WHAT YOU WILL DO.
Using the data below, copy each line that includes the word "Count".

DATA SUPPLIED.
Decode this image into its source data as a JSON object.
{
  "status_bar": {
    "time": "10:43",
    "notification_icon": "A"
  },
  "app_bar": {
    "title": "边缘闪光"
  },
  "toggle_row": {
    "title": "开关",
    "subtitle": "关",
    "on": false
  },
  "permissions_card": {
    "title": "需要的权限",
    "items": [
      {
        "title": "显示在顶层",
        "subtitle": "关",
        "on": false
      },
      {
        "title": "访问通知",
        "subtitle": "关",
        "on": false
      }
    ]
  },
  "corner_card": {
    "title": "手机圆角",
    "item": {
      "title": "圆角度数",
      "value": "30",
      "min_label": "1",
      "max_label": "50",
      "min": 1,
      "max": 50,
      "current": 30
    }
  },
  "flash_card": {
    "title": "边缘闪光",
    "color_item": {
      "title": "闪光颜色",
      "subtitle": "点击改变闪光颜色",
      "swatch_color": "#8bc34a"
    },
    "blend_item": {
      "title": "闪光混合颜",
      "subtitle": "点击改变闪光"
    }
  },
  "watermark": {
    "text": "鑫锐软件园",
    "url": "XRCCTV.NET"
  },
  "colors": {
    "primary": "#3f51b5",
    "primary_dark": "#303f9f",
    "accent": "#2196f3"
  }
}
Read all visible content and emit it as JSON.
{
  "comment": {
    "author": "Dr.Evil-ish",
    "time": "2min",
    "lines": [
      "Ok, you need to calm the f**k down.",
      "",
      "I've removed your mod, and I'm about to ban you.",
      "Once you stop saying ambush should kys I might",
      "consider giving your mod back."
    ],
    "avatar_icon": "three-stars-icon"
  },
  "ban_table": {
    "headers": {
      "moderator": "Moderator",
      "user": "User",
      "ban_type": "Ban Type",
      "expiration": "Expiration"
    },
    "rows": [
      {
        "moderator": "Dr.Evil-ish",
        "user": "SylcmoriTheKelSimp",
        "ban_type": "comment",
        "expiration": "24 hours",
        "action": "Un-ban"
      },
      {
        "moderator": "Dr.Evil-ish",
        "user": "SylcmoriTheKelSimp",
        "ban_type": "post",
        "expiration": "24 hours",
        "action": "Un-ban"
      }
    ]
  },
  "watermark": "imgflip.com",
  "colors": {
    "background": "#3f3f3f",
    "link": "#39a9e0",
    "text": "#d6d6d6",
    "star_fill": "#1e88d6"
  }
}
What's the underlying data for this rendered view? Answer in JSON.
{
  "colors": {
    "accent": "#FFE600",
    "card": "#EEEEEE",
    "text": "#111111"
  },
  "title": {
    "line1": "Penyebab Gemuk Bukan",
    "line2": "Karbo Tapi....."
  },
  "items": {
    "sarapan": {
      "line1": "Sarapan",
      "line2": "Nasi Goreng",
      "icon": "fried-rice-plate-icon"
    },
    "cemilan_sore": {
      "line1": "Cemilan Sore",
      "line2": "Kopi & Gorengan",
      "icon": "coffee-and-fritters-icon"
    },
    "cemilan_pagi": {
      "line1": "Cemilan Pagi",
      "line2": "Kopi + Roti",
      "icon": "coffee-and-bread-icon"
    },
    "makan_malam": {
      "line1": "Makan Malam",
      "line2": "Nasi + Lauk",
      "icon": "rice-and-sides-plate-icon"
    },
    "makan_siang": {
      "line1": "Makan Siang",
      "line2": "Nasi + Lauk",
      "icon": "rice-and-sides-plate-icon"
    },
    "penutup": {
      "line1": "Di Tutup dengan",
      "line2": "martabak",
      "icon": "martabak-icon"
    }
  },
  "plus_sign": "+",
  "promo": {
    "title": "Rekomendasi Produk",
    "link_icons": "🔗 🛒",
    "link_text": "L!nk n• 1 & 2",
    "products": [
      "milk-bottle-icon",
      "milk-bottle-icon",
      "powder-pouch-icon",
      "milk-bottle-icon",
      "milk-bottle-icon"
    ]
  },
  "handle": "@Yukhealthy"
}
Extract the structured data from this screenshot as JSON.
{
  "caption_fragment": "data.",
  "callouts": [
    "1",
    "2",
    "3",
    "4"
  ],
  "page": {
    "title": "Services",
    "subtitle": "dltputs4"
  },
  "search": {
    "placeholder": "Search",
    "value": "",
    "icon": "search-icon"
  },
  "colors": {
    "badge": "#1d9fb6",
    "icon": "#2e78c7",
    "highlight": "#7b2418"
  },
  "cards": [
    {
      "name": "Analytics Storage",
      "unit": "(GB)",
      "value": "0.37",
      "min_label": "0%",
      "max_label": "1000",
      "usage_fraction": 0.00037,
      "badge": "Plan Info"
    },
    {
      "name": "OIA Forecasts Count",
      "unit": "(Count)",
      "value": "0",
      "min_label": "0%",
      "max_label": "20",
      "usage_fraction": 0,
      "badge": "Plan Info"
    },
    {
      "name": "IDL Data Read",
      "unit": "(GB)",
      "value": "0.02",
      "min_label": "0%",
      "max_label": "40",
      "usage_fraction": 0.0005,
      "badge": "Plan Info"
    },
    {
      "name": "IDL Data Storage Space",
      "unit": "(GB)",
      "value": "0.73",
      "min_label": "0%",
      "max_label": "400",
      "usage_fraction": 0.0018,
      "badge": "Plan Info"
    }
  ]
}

OUTPUT OF THE TASK.
      "name": "OIA Forecasts Count",
      "unit": "(Count)",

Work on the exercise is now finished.